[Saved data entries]
■ ■ ■ ■ ■ ■ ■
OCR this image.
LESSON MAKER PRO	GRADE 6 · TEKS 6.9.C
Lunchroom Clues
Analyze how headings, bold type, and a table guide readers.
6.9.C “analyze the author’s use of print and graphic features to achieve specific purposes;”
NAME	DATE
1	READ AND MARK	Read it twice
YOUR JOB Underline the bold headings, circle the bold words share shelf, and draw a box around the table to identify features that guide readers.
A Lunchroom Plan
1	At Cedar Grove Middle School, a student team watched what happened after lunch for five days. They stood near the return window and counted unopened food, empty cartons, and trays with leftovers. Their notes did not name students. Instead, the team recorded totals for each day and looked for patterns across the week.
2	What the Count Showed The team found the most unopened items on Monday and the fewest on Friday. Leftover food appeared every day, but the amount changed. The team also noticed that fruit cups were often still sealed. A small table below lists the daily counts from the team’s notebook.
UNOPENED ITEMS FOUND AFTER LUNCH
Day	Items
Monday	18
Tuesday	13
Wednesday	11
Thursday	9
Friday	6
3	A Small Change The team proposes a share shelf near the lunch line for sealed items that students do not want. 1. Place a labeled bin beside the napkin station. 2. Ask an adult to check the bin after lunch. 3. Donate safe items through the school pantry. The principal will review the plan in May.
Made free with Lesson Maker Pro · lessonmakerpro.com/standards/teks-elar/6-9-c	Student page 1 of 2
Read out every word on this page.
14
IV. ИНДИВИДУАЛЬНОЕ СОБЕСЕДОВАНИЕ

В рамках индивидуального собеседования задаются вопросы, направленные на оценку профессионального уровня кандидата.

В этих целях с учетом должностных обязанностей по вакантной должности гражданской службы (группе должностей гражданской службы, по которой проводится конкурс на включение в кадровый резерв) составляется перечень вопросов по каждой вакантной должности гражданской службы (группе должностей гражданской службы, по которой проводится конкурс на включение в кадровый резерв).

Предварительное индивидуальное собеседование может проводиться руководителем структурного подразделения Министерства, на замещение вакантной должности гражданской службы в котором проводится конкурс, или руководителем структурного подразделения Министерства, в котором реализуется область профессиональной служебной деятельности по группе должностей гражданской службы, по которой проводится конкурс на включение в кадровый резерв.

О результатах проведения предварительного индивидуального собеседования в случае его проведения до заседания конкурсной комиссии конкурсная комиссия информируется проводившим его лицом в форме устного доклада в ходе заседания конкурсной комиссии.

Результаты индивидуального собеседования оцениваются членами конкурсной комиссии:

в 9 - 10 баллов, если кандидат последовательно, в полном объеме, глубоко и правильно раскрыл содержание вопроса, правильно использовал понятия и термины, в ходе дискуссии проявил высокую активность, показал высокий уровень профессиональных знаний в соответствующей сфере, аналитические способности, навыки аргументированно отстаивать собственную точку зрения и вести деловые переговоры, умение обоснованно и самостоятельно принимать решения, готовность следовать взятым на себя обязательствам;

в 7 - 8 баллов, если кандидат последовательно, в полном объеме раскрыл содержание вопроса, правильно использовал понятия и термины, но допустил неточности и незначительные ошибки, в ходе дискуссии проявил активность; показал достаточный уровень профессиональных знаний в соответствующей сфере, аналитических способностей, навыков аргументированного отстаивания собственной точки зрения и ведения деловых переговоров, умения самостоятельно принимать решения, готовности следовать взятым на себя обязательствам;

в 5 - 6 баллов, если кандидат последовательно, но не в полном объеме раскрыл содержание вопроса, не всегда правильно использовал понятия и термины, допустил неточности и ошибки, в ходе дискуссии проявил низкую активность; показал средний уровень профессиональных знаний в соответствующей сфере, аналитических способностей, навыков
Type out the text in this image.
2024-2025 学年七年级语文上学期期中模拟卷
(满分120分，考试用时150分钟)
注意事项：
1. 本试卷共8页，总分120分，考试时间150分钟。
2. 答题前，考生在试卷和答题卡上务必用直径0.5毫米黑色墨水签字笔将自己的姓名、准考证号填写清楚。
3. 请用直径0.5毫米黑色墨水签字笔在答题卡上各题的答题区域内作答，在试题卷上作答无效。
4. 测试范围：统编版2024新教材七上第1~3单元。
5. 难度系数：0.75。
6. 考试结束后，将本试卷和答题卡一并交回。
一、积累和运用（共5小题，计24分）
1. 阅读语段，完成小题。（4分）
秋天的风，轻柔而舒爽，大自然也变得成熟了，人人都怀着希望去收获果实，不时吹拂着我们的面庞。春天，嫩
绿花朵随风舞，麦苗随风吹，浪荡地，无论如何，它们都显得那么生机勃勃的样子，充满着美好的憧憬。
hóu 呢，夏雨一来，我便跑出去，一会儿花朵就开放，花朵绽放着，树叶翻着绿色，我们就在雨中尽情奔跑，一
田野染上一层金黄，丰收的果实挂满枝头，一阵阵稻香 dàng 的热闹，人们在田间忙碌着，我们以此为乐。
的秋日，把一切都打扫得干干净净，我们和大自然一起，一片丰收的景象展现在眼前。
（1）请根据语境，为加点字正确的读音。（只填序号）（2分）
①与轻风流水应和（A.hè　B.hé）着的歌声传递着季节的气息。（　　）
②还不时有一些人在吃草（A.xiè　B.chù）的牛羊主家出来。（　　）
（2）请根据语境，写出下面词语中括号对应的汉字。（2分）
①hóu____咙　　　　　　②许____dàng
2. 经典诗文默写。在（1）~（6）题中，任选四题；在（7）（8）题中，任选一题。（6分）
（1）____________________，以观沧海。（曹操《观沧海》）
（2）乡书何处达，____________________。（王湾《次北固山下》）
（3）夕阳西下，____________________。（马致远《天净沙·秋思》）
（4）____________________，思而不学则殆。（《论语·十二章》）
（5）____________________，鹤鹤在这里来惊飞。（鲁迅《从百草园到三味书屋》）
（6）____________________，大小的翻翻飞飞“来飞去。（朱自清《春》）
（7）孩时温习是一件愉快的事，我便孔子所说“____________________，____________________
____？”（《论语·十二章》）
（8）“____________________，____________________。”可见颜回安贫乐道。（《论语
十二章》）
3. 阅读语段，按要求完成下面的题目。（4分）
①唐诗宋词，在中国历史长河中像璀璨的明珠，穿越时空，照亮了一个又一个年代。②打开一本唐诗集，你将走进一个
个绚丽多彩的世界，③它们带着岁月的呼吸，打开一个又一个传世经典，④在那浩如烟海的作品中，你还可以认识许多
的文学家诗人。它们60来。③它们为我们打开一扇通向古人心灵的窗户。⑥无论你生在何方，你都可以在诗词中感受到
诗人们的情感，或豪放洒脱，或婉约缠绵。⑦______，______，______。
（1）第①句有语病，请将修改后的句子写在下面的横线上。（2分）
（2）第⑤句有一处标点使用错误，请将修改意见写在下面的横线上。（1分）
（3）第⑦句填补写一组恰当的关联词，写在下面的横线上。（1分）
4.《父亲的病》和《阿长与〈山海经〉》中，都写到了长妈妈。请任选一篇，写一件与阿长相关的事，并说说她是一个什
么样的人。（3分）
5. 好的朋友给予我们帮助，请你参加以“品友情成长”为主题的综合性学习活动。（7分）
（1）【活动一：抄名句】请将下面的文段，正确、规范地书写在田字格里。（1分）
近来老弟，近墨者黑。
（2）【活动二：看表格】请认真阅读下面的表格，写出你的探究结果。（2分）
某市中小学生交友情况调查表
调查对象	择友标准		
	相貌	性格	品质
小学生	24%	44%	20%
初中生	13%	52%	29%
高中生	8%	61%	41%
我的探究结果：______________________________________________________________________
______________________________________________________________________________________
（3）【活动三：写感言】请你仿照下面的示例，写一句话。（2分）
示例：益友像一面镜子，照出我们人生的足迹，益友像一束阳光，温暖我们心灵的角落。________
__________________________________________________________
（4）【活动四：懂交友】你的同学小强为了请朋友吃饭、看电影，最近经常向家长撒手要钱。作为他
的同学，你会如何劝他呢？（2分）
■ ■ ■ ■ ■ ■ ■
> **Objective**:
The records above should be duplicated in full, exactly as given.

> **Answer in full**:
OCR this image.
LESSON MAKER PRO	GRADE 6 · TEKS 6.9.C
Lunchroom Clues
Analyze how headings, bold type, and a table guide readers.
6.9.C “analyze the author’s use of print and graphic features to achieve specific purposes;”
NAME	DATE
1	READ AND MARK	Read it twice
YOUR JOB Underline the bold headings, circle the bold words share shelf, and draw a box around the table to identify features that guide readers.
A Lunchroom Plan
1	At Cedar Grove Middle School, a student team watched what happened after lunch for five days. They stood near the return window and counted unopened food, empty cartons, and trays with leftovers. Their notes did not name students. Instead, the team recorded totals for each day and looked for patterns across the week.
2	What the Count Showed The team found the most unopened items on Monday and the fewest on Friday. Leftover food appeared every day, but the amount changed. The team also noticed that fruit cups were often still sealed. A small table below lists the daily counts from the team’s notebook.
UNOPENED ITEMS FOUND AFTER LUNCH
Day	Items
Monday	18
Tuesday	13
Wednesday	11
Thursday	9
Friday	6
3	A Small Change The team proposes a share shelf near the lunch line for sealed items that students do not want. 1. Place a labeled bin beside the napkin station. 2. Ask an adult to check the bin after lunch. 3. Donate safe items through the school pantry. The principal will review the plan in May.
Made free with Lesson Maker Pro · lessonmakerpro.com/standards/teks-elar/6-9-c	Student page 1 of 2
Read out every word on this page.
14
IV. ИНДИВИДУАЛЬНОЕ СОБЕСЕДОВАНИЕ

В рамках индивидуального собеседования задаются вопросы, направленные на оценку профессионального уровня кандидата.

В этих целях с учетом должностных обязанностей по вакантной должности гражданской службы (группе должностей гражданской службы, по которой проводится конкурс на включение в кадровый резерв) составляется перечень вопросов по каждой вакантной должности гражданской службы (группе должностей гражданской службы, по которой проводится конкурс на включение в кадровый резерв).

Предварительное индивидуальное собеседование может проводиться руководителем структурного подразделения Министерства, на замещение вакантной должности гражданской службы в котором проводится конкурс, или руководителем структурного подразделения Министерства, в котором реализуется область профессиональной служебной деятельности по группе должностей гражданской службы, по которой проводится конкурс на включение в кадровый резерв.

О результатах проведения предварительного индивидуального собеседования в случае его проведения до заседания конкурсной комиссии конкурсная комиссия информируется проводившим его лицом в форме устного доклада в ходе заседания конкурсной комиссии.

Результаты индивидуального собеседования оцениваются членами конкурсной комиссии:

в 9 - 10 баллов, если кандидат последовательно, в полном объеме, глубоко и правильно раскрыл содержание вопроса, правильно использовал понятия и термины, в ходе дискуссии проявил высокую активность, показал высокий уровень профессиональных знаний в соответствующей сфере, аналитические способности, навыки аргументированно отстаивать собственную точку зрения и вести деловые переговоры, умение обоснованно и самостоятельно принимать решения, готовность следовать взятым на себя обязательствам;

в 7 - 8 баллов, если кандидат последовательно, в полном объеме раскрыл содержание вопроса, правильно использовал понятия и термины, но допустил неточности и незначительные ошибки, в ходе дискуссии проявил активность; показал достаточный уровень профессиональных знаний в соответствующей сфере, аналитических способностей, навыков аргументированного отстаивания собственной точки зрения и ведения деловых переговоров, умения самостоятельно принимать решения, готовности следовать взятым на себя обязательствам;

в 5 - 6 баллов, если кандидат последовательно, но не в полном объеме раскрыл содержание вопроса, не всегда правильно использовал понятия и термины, допустил неточности и ошибки, в ходе дискуссии проявил низкую активность; показал средний уровень профессиональных знаний в соответствующей сфере, аналитических способностей, навыков
Type out the text in this image.
2024-2025 学年七年级语文上学期期中模拟卷
(满分120分，考试用时150分钟)
注意事项：
1. 本试卷共8页，总分120分，考试时间150分钟。
2. 答题前，考生在试卷和答题卡上务必用直径0.5毫米黑色墨水签字笔将自己的姓名、准考证号填写清楚。
3. 请用直径0.5毫米黑色墨水签字笔在答题卡上各题的答题区域内作答，在试题卷上作答无效。
4. 测试范围：统编版2024新教材七上第1~3单元。
5. 难度系数：0.75。
6. 考试结束后，将本试卷和答题卡一并交回。
一、积累和运用（共5小题，计24分）
1. 阅读语段，完成小题。（4分）
秋天的风，轻柔而舒爽，大自然也变得成熟了，人人都怀着希望去收获果实，不时吹拂着我们的面庞。春天，嫩
绿花朵随风舞，麦苗随风吹，浪荡地，无论如何，它们都显得那么生机勃勃的样子，充满着美好的憧憬。
hóu 呢，夏雨一来，我便跑出去，一会儿花朵就开放，花朵绽放着，树叶翻着绿色，我们就在雨中尽情奔跑，一
田野染上一层金黄，丰收的果实挂满枝头，一阵阵稻香 dàng 的热闹，人们在田间忙碌着，我们以此为乐。
的秋日，把一切都打扫得干干净净，我们和大自然一起，一片丰收的景象展现在眼前。
（1）请根据语境，为加点字正确的读音。（只填序号）（2分）
①与轻风流水应和（A.hè　B.hé）着的歌声传递着季节的气息。（　　）
②还不时有一些人在吃草（A.xiè　B.chù）的牛羊主家出来。（　　）
（2）请根据语境，写出下面词语中括号对应的汉字。（2分）
①hóu____咙　　　　　　②许____dàng
2. 经典诗文默写。在（1）~（6）题中，任选四题；在（7）（8）题中，任选一题。（6分）
（1）____________________，以观沧海。（曹操《观沧海》）
（2）乡书何处达，____________________。（王湾《次北固山下》）
（3）夕阳西下，____________________。（马致远《天净沙·秋思》）
（4）____________________，思而不学则殆。（《论语·十二章》）
（5）____________________，鹤鹤在这里来惊飞。（鲁迅《从百草园到三味书屋》）
（6）____________________，大小的翻翻飞飞“来飞去。（朱自清《春》）
（7）孩时温习是一件愉快的事，我便孔子所说“____________________，____________________
____？”（《论语·十二章》）
（8）“____________________，____________________。”可见颜回安贫乐道。（《论语
十二章》）
3. 阅读语段，按要求完成下面的题目。（4分）
①唐诗宋词，在中国历史长河中像璀璨的明珠，穿越时空，照亮了一个又一个年代。②打开一本唐诗集，你将走进一个
个绚丽多彩的世界，③它们带着岁月的呼吸，打开一个又一个传世经典，④在那浩如烟海的作品中，你还可以认识许多
的文学家诗人。它们60来。③它们为我们打开一扇通向古人心灵的窗户。⑥无论你生在何方，你都可以在诗词中感受到
诗人们的情感，或豪放洒脱，或婉约缠绵。⑦______，______，______。
（1）第①句有语病，请将修改后的句子写在下面的横线上。（2分）
（2）第⑤句有一处标点使用错误，请将修改意见写在下面的横线上。（1分）
（3）第⑦句填补写一组恰当的关联词，写在下面的横线上。（1分）
4.《父亲的病》和《阿长与〈山海经〉》中，都写到了长妈妈。请任选一篇，写一件与阿长相关的事，并说说她是一个什
么样的人。（3分）
5. 好的朋友给予我们帮助，请你参加以“品友情成长”为主题的综合性学习活动。（7分）
（1）【活动一：抄名句】请将下面的文段，正确、规范地书写在田字格里。（1分）
近来老弟，近墨者黑。
（2）【活动二：看表格】请认真阅读下面的表格，写出你的探究结果。（2分）
某市中小学生交友情况调查表
调查对象	择友标准		
	相貌	性格	品质
小学生	24%	44%	20%
初中生	13%	52%	29%
高中生	8%	61%	41%
我的探究结果：______________________________________________________________________
______________________________________________________________________________________
（3）【活动三：写感言】请你仿照下面的示例，写一句话。（2分）
示例：益友像一面镜子，照出我们人生的足迹，益友像一束阳光，温暖我们心灵的角落。________
__________________________________________________________
（4）【活动四：懂交友】你的同学小强为了请朋友吃饭、看电影，最近经常向家长撒手要钱。作为他
的同学，你会如何劝他呢？（2分）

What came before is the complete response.